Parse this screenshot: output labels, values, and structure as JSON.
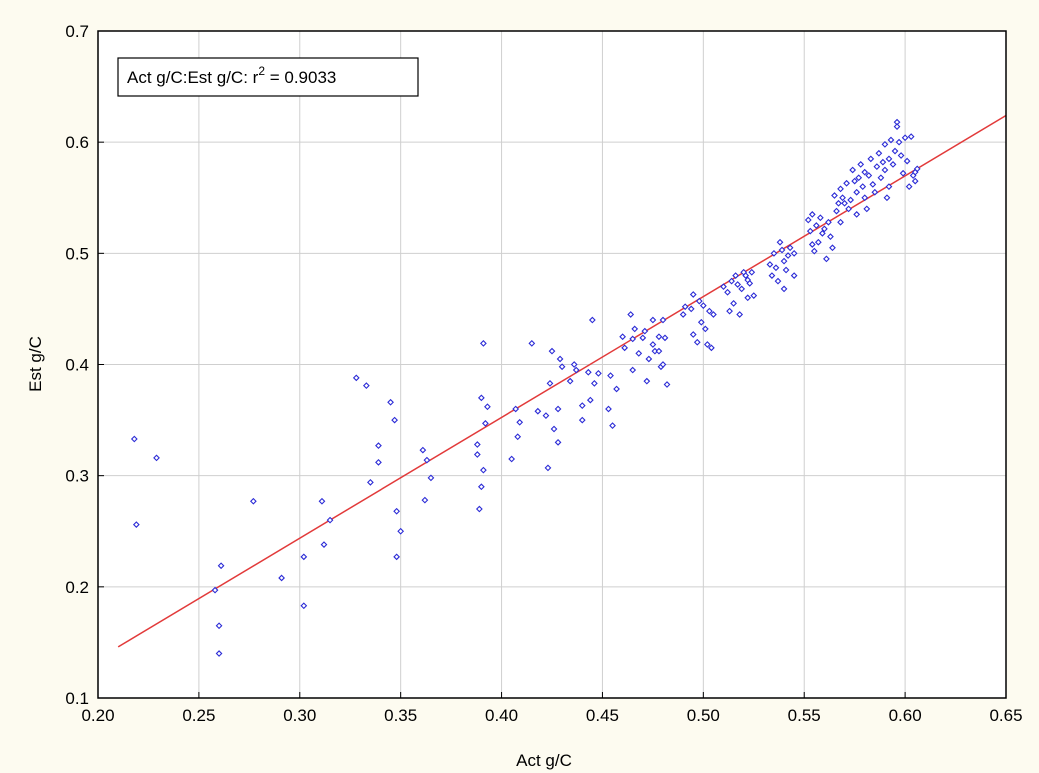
{
  "chart_data": {
    "type": "scatter",
    "xlabel": "Act g/C",
    "ylabel": "Est g/C",
    "xlim": [
      0.2,
      0.65
    ],
    "ylim": [
      0.1,
      0.7
    ],
    "xticks": [
      "0.20",
      "0.25",
      "0.30",
      "0.35",
      "0.40",
      "0.45",
      "0.50",
      "0.55",
      "0.60",
      "0.65"
    ],
    "yticks": [
      "0.1",
      "0.2",
      "0.3",
      "0.4",
      "0.5",
      "0.6",
      "0.7"
    ],
    "grid": true,
    "legend": {
      "position": "top-left",
      "prefix": "Act g/C:Est g/C:  r",
      "superscript": "2",
      "suffix": " = 0.9033"
    },
    "fit_line": {
      "x": [
        0.21,
        0.65
      ],
      "y": [
        0.146,
        0.624
      ]
    },
    "colors": {
      "points": "#2b2bd6",
      "fit_line": "#e23a3a",
      "grid": "#cfcfcf",
      "plot_bg": "#ffffff",
      "page_bg": "#fdfbf0"
    },
    "series": [
      {
        "points": [
          [
            0.218,
            0.333
          ],
          [
            0.219,
            0.256
          ],
          [
            0.229,
            0.316
          ],
          [
            0.258,
            0.197
          ],
          [
            0.26,
            0.165
          ],
          [
            0.26,
            0.14
          ],
          [
            0.261,
            0.219
          ],
          [
            0.277,
            0.277
          ],
          [
            0.291,
            0.208
          ],
          [
            0.302,
            0.227
          ],
          [
            0.302,
            0.183
          ],
          [
            0.311,
            0.277
          ],
          [
            0.312,
            0.238
          ],
          [
            0.315,
            0.26
          ],
          [
            0.328,
            0.388
          ],
          [
            0.333,
            0.381
          ],
          [
            0.335,
            0.294
          ],
          [
            0.339,
            0.327
          ],
          [
            0.339,
            0.312
          ],
          [
            0.345,
            0.366
          ],
          [
            0.347,
            0.35
          ],
          [
            0.348,
            0.268
          ],
          [
            0.348,
            0.227
          ],
          [
            0.35,
            0.25
          ],
          [
            0.361,
            0.323
          ],
          [
            0.362,
            0.278
          ],
          [
            0.363,
            0.314
          ],
          [
            0.365,
            0.298
          ],
          [
            0.388,
            0.328
          ],
          [
            0.388,
            0.319
          ],
          [
            0.389,
            0.27
          ],
          [
            0.39,
            0.37
          ],
          [
            0.39,
            0.29
          ],
          [
            0.391,
            0.419
          ],
          [
            0.391,
            0.305
          ],
          [
            0.392,
            0.347
          ],
          [
            0.393,
            0.362
          ],
          [
            0.405,
            0.315
          ],
          [
            0.407,
            0.36
          ],
          [
            0.408,
            0.335
          ],
          [
            0.409,
            0.348
          ],
          [
            0.415,
            0.419
          ],
          [
            0.418,
            0.358
          ],
          [
            0.422,
            0.354
          ],
          [
            0.423,
            0.307
          ],
          [
            0.424,
            0.383
          ],
          [
            0.425,
            0.412
          ],
          [
            0.426,
            0.342
          ],
          [
            0.428,
            0.36
          ],
          [
            0.428,
            0.33
          ],
          [
            0.429,
            0.405
          ],
          [
            0.43,
            0.398
          ],
          [
            0.434,
            0.385
          ],
          [
            0.436,
            0.4
          ],
          [
            0.437,
            0.395
          ],
          [
            0.44,
            0.363
          ],
          [
            0.44,
            0.35
          ],
          [
            0.443,
            0.393
          ],
          [
            0.444,
            0.368
          ],
          [
            0.445,
            0.44
          ],
          [
            0.446,
            0.383
          ],
          [
            0.448,
            0.392
          ],
          [
            0.453,
            0.36
          ],
          [
            0.454,
            0.39
          ],
          [
            0.455,
            0.345
          ],
          [
            0.457,
            0.378
          ],
          [
            0.46,
            0.425
          ],
          [
            0.461,
            0.415
          ],
          [
            0.464,
            0.445
          ],
          [
            0.465,
            0.423
          ],
          [
            0.465,
            0.395
          ],
          [
            0.466,
            0.432
          ],
          [
            0.468,
            0.41
          ],
          [
            0.47,
            0.424
          ],
          [
            0.471,
            0.43
          ],
          [
            0.472,
            0.385
          ],
          [
            0.473,
            0.405
          ],
          [
            0.475,
            0.44
          ],
          [
            0.475,
            0.418
          ],
          [
            0.476,
            0.412
          ],
          [
            0.478,
            0.425
          ],
          [
            0.478,
            0.412
          ],
          [
            0.479,
            0.398
          ],
          [
            0.48,
            0.4
          ],
          [
            0.48,
            0.44
          ],
          [
            0.481,
            0.424
          ],
          [
            0.482,
            0.382
          ],
          [
            0.49,
            0.445
          ],
          [
            0.491,
            0.452
          ],
          [
            0.494,
            0.45
          ],
          [
            0.495,
            0.463
          ],
          [
            0.495,
            0.427
          ],
          [
            0.497,
            0.42
          ],
          [
            0.498,
            0.457
          ],
          [
            0.499,
            0.438
          ],
          [
            0.5,
            0.453
          ],
          [
            0.501,
            0.432
          ],
          [
            0.502,
            0.418
          ],
          [
            0.503,
            0.448
          ],
          [
            0.504,
            0.415
          ],
          [
            0.505,
            0.445
          ],
          [
            0.51,
            0.47
          ],
          [
            0.512,
            0.465
          ],
          [
            0.513,
            0.448
          ],
          [
            0.514,
            0.475
          ],
          [
            0.515,
            0.455
          ],
          [
            0.516,
            0.48
          ],
          [
            0.517,
            0.472
          ],
          [
            0.518,
            0.445
          ],
          [
            0.519,
            0.468
          ],
          [
            0.52,
            0.483
          ],
          [
            0.521,
            0.48
          ],
          [
            0.522,
            0.476
          ],
          [
            0.522,
            0.46
          ],
          [
            0.523,
            0.473
          ],
          [
            0.524,
            0.483
          ],
          [
            0.525,
            0.462
          ],
          [
            0.533,
            0.49
          ],
          [
            0.534,
            0.48
          ],
          [
            0.535,
            0.5
          ],
          [
            0.536,
            0.487
          ],
          [
            0.537,
            0.475
          ],
          [
            0.538,
            0.51
          ],
          [
            0.539,
            0.503
          ],
          [
            0.54,
            0.493
          ],
          [
            0.54,
            0.468
          ],
          [
            0.541,
            0.485
          ],
          [
            0.542,
            0.498
          ],
          [
            0.543,
            0.505
          ],
          [
            0.545,
            0.5
          ],
          [
            0.545,
            0.48
          ],
          [
            0.552,
            0.53
          ],
          [
            0.553,
            0.52
          ],
          [
            0.554,
            0.508
          ],
          [
            0.554,
            0.535
          ],
          [
            0.555,
            0.502
          ],
          [
            0.556,
            0.525
          ],
          [
            0.557,
            0.51
          ],
          [
            0.558,
            0.532
          ],
          [
            0.559,
            0.518
          ],
          [
            0.56,
            0.522
          ],
          [
            0.561,
            0.495
          ],
          [
            0.562,
            0.528
          ],
          [
            0.563,
            0.515
          ],
          [
            0.564,
            0.505
          ],
          [
            0.565,
            0.552
          ],
          [
            0.566,
            0.538
          ],
          [
            0.567,
            0.545
          ],
          [
            0.568,
            0.558
          ],
          [
            0.568,
            0.528
          ],
          [
            0.569,
            0.55
          ],
          [
            0.57,
            0.545
          ],
          [
            0.571,
            0.563
          ],
          [
            0.572,
            0.54
          ],
          [
            0.573,
            0.548
          ],
          [
            0.574,
            0.575
          ],
          [
            0.575,
            0.565
          ],
          [
            0.576,
            0.555
          ],
          [
            0.576,
            0.535
          ],
          [
            0.577,
            0.568
          ],
          [
            0.578,
            0.58
          ],
          [
            0.579,
            0.56
          ],
          [
            0.58,
            0.55
          ],
          [
            0.58,
            0.573
          ],
          [
            0.581,
            0.54
          ],
          [
            0.582,
            0.57
          ],
          [
            0.583,
            0.585
          ],
          [
            0.584,
            0.562
          ],
          [
            0.585,
            0.555
          ],
          [
            0.586,
            0.578
          ],
          [
            0.587,
            0.59
          ],
          [
            0.588,
            0.568
          ],
          [
            0.589,
            0.582
          ],
          [
            0.59,
            0.575
          ],
          [
            0.59,
            0.598
          ],
          [
            0.591,
            0.55
          ],
          [
            0.592,
            0.585
          ],
          [
            0.592,
            0.56
          ],
          [
            0.593,
            0.602
          ],
          [
            0.594,
            0.58
          ],
          [
            0.595,
            0.592
          ],
          [
            0.596,
            0.618
          ],
          [
            0.596,
            0.614
          ],
          [
            0.597,
            0.6
          ],
          [
            0.598,
            0.588
          ],
          [
            0.599,
            0.572
          ],
          [
            0.6,
            0.604
          ],
          [
            0.601,
            0.583
          ],
          [
            0.602,
            0.56
          ],
          [
            0.603,
            0.605
          ],
          [
            0.604,
            0.57
          ],
          [
            0.605,
            0.565
          ],
          [
            0.605,
            0.573
          ],
          [
            0.606,
            0.576
          ]
        ]
      }
    ]
  }
}
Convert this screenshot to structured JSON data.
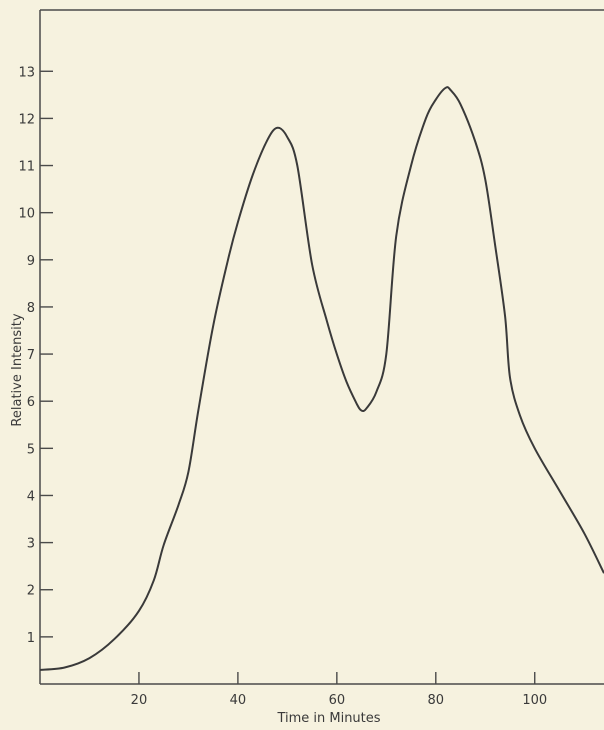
{
  "chart_data": {
    "type": "line",
    "title": "",
    "xlabel": "Time in Minutes",
    "ylabel": "Relative Intensity",
    "xlim": [
      0,
      114
    ],
    "ylim": [
      0,
      14.3
    ],
    "xticks": [
      20,
      40,
      60,
      80,
      100
    ],
    "xtick_labels": [
      "20",
      "40",
      "60",
      "80",
      "100"
    ],
    "yticks": [
      1,
      2,
      3,
      4,
      5,
      6,
      7,
      8,
      9,
      10,
      11,
      12,
      13
    ],
    "ytick_labels": [
      "1",
      "2",
      "3",
      "4",
      "5",
      "6",
      "7",
      "8",
      "9",
      "10",
      "11",
      "12",
      "13"
    ],
    "grid": false,
    "legend": "none",
    "series": [
      {
        "x": [
          0,
          5,
          10,
          15,
          20,
          23,
          25,
          28,
          30,
          32,
          35,
          38,
          40,
          43,
          46,
          48,
          50,
          52,
          55,
          58,
          60,
          62,
          64,
          65,
          66,
          68,
          70,
          72,
          75,
          78,
          80,
          82,
          83,
          85,
          88,
          90,
          92,
          94,
          95,
          97,
          100,
          105,
          110,
          114
        ],
        "y": [
          0.3,
          0.35,
          0.55,
          0.95,
          1.55,
          2.2,
          2.95,
          3.8,
          4.5,
          5.8,
          7.6,
          9.0,
          9.8,
          10.8,
          11.55,
          11.8,
          11.6,
          11.0,
          8.9,
          7.7,
          7.0,
          6.4,
          5.95,
          5.8,
          5.85,
          6.2,
          7.0,
          9.5,
          11.0,
          12.0,
          12.4,
          12.65,
          12.6,
          12.3,
          11.5,
          10.7,
          9.3,
          7.8,
          6.5,
          5.7,
          5.0,
          4.1,
          3.2,
          2.35
        ]
      }
    ]
  }
}
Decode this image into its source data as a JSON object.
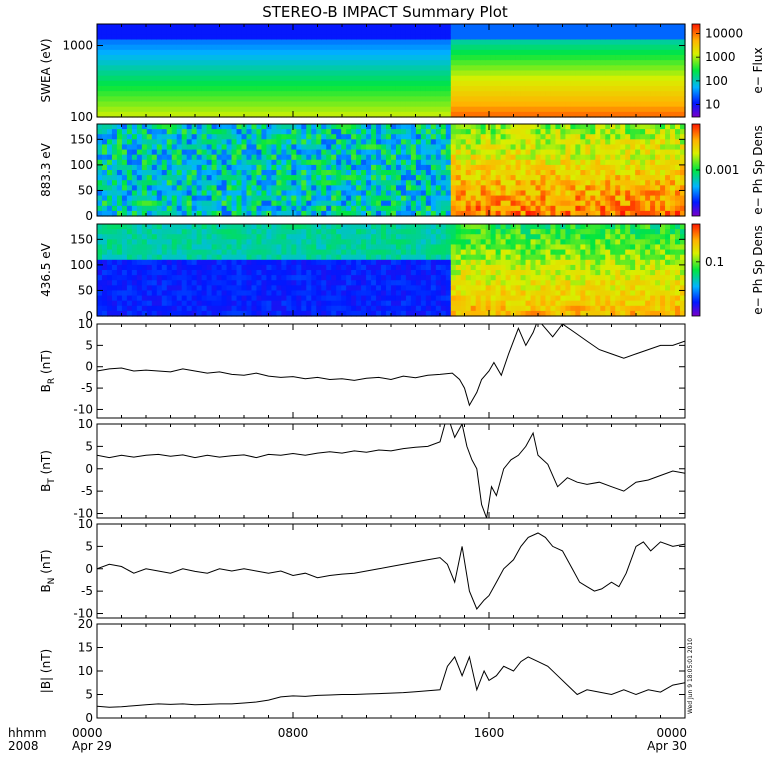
{
  "title": "STEREO-B IMPACT Summary Plot",
  "time_axis": {
    "label_line1": "hhmm",
    "label_line2": "2008",
    "ticks": [
      {
        "hour": 0,
        "time": "0000",
        "date": "Apr 29"
      },
      {
        "hour": 8,
        "time": "0800",
        "date": ""
      },
      {
        "hour": 16,
        "time": "1600",
        "date": ""
      },
      {
        "hour": 24,
        "time": "0000",
        "date": "Apr 30"
      }
    ],
    "range_hours": [
      0,
      24
    ]
  },
  "stamp": "Wed Jun  9 18:05:01 2010",
  "colors": {
    "line": "#000000",
    "background": "#ffffff"
  },
  "chart_data": [
    {
      "type": "heatmap",
      "ylabel": "SWEA (eV)",
      "yscale": "log",
      "ylim": [
        100,
        2000
      ],
      "yticks": [
        "100",
        "1000"
      ],
      "yticks_values": [
        100,
        1000
      ],
      "colorbar_label": "e− Flux",
      "colorbar_ticks": [
        "10",
        "100",
        "1000",
        "10000"
      ],
      "colorbar_scale": "log",
      "colorbar_range": [
        3,
        25000
      ],
      "transition_hour": 14.5
    },
    {
      "type": "heatmap",
      "ylabel": "883.3 eV",
      "ylim": [
        0,
        180
      ],
      "yticks": [
        "0",
        "50",
        "100",
        "150"
      ],
      "yticks_values": [
        0,
        50,
        100,
        150
      ],
      "colorbar_label": "e− Ph Sp Dens",
      "colorbar_ticks": [
        "0.001"
      ],
      "colorbar_scale": "log",
      "colorbar_range": [
        0.0001,
        0.01
      ]
    },
    {
      "type": "heatmap",
      "ylabel": "436.5 eV",
      "ylim": [
        0,
        180
      ],
      "yticks": [
        "0",
        "50",
        "100",
        "150"
      ],
      "yticks_values": [
        0,
        50,
        100,
        150
      ],
      "colorbar_label": "e− Ph Sp Dens",
      "colorbar_ticks": [
        "0.1"
      ],
      "colorbar_scale": "log",
      "colorbar_range": [
        0.01,
        0.5
      ]
    },
    {
      "type": "line",
      "ylabel_main": "B",
      "ylabel_sub": "R",
      "ylabel_unit": " (nT)",
      "ylim": [
        -12,
        10
      ],
      "yticks": [
        "-10",
        "-5",
        "0",
        "5",
        "10"
      ],
      "yticks_values": [
        -10,
        -5,
        0,
        5,
        10
      ],
      "x": [
        0,
        0.5,
        1,
        1.5,
        2,
        2.5,
        3,
        3.5,
        4,
        4.5,
        5,
        5.5,
        6,
        6.5,
        7,
        7.5,
        8,
        8.5,
        9,
        9.5,
        10,
        10.5,
        11,
        11.5,
        12,
        12.5,
        13,
        13.5,
        14,
        14.5,
        14.8,
        15,
        15.2,
        15.5,
        15.7,
        16,
        16.2,
        16.5,
        16.8,
        17,
        17.2,
        17.5,
        17.8,
        18,
        18.3,
        18.6,
        19,
        19.5,
        20,
        20.5,
        21,
        21.5,
        22,
        22.5,
        23,
        23.5,
        24
      ],
      "values": [
        -1,
        -0.5,
        -0.3,
        -1,
        -0.8,
        -1,
        -1.2,
        -0.5,
        -1,
        -1.5,
        -1.2,
        -1.8,
        -2,
        -1.5,
        -2.2,
        -2.5,
        -2.3,
        -2.8,
        -2.5,
        -3,
        -2.8,
        -3.2,
        -2.7,
        -2.5,
        -3,
        -2.2,
        -2.6,
        -2,
        -1.8,
        -1.5,
        -3,
        -5,
        -9,
        -6,
        -3,
        -1,
        1,
        -2,
        3,
        6,
        9,
        5,
        8,
        11,
        9,
        7,
        10,
        8,
        6,
        4,
        3,
        2,
        3,
        4,
        5,
        5,
        6
      ]
    },
    {
      "type": "line",
      "ylabel_main": "B",
      "ylabel_sub": "T",
      "ylabel_unit": " (nT)",
      "ylim": [
        -11,
        10
      ],
      "yticks": [
        "-10",
        "-5",
        "0",
        "5",
        "10"
      ],
      "yticks_values": [
        -10,
        -5,
        0,
        5,
        10
      ],
      "x": [
        0,
        0.5,
        1,
        1.5,
        2,
        2.5,
        3,
        3.5,
        4,
        4.5,
        5,
        5.5,
        6,
        6.5,
        7,
        7.5,
        8,
        8.5,
        9,
        9.5,
        10,
        10.5,
        11,
        11.5,
        12,
        12.5,
        13,
        13.5,
        14,
        14.3,
        14.6,
        14.9,
        15.1,
        15.3,
        15.5,
        15.7,
        15.9,
        16.1,
        16.3,
        16.6,
        16.9,
        17.2,
        17.5,
        17.8,
        18,
        18.4,
        18.8,
        19.2,
        19.6,
        20,
        20.5,
        21,
        21.5,
        22,
        22.5,
        23,
        23.5,
        24
      ],
      "values": [
        3,
        2.5,
        3,
        2.6,
        3,
        3.2,
        2.8,
        3.1,
        2.5,
        3,
        2.6,
        2.9,
        3.1,
        2.5,
        3.2,
        3,
        3.4,
        3,
        3.5,
        3.8,
        3.5,
        4,
        3.7,
        4.2,
        4,
        4.5,
        4.8,
        5,
        6,
        12,
        7,
        10,
        5,
        2,
        0,
        -8,
        -11,
        -4,
        -6,
        0,
        2,
        3,
        5,
        8,
        3,
        1,
        -4,
        -2,
        -3,
        -3.5,
        -3,
        -4,
        -5,
        -3,
        -2.5,
        -1.5,
        -0.5,
        -1
      ]
    },
    {
      "type": "line",
      "ylabel_main": "B",
      "ylabel_sub": "N",
      "ylabel_unit": " (nT)",
      "ylim": [
        -11,
        10
      ],
      "yticks": [
        "-10",
        "-5",
        "0",
        "5",
        "10"
      ],
      "yticks_values": [
        -10,
        -5,
        0,
        5,
        10
      ],
      "x": [
        0,
        0.5,
        1,
        1.5,
        2,
        2.5,
        3,
        3.5,
        4,
        4.5,
        5,
        5.5,
        6,
        6.5,
        7,
        7.5,
        8,
        8.5,
        9,
        9.5,
        10,
        10.5,
        11,
        11.5,
        12,
        12.5,
        13,
        13.5,
        14,
        14.3,
        14.6,
        14.9,
        15.2,
        15.5,
        15.8,
        16,
        16.3,
        16.6,
        17,
        17.3,
        17.6,
        18,
        18.3,
        18.6,
        19,
        19.4,
        19.7,
        20,
        20.3,
        20.6,
        21,
        21.3,
        21.6,
        22,
        22.3,
        22.6,
        23,
        23.5,
        24
      ],
      "values": [
        0,
        1,
        0.5,
        -1,
        0,
        -0.5,
        -1,
        0,
        -0.6,
        -1,
        0,
        -0.5,
        0,
        -0.5,
        -1,
        -0.5,
        -1.5,
        -1,
        -2,
        -1.5,
        -1.2,
        -1,
        -0.5,
        0,
        0.5,
        1,
        1.5,
        2,
        2.5,
        1,
        -3,
        5,
        -5,
        -9,
        -7,
        -6,
        -3,
        0,
        2,
        5,
        7,
        8,
        7,
        5,
        4,
        0,
        -3,
        -4,
        -5,
        -4.5,
        -3,
        -4,
        -1,
        5,
        6,
        4,
        6,
        5,
        5.5
      ]
    },
    {
      "type": "line",
      "ylabel_main": "|B|",
      "ylabel_sub": "",
      "ylabel_unit": " (nT)",
      "ylim": [
        0,
        20
      ],
      "yticks": [
        "0",
        "5",
        "10",
        "15",
        "20"
      ],
      "yticks_values": [
        0,
        5,
        10,
        15,
        20
      ],
      "x": [
        0,
        0.5,
        1,
        1.5,
        2,
        2.5,
        3,
        3.5,
        4,
        4.5,
        5,
        5.5,
        6,
        6.5,
        7,
        7.5,
        8,
        8.5,
        9,
        9.5,
        10,
        10.5,
        11,
        11.5,
        12,
        12.5,
        13,
        13.5,
        14,
        14.3,
        14.6,
        14.9,
        15.2,
        15.5,
        15.8,
        16,
        16.3,
        16.6,
        17,
        17.3,
        17.6,
        18,
        18.4,
        18.8,
        19.2,
        19.6,
        20,
        20.5,
        21,
        21.5,
        22,
        22.5,
        23,
        23.5,
        24
      ],
      "values": [
        2.5,
        2.3,
        2.4,
        2.6,
        2.8,
        3,
        2.9,
        3,
        2.8,
        2.9,
        3,
        3,
        3.2,
        3.4,
        3.8,
        4.5,
        4.7,
        4.6,
        4.8,
        4.9,
        5,
        5,
        5.1,
        5.2,
        5.3,
        5.4,
        5.6,
        5.8,
        6,
        11,
        13,
        9,
        13,
        6,
        10,
        8,
        9,
        11,
        10,
        12,
        13,
        12,
        11,
        9,
        7,
        5,
        6,
        5.5,
        5,
        6,
        5,
        6,
        5.5,
        7,
        7.5
      ]
    }
  ]
}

......

* TASK TO COMPLETE
Copy each line of the records that contains the word "screenshot".

* CORRECT RESPONSE
Parse this screenshot: output labels, values, and structure as JSON.
Convert this screenshot to structured JSON data.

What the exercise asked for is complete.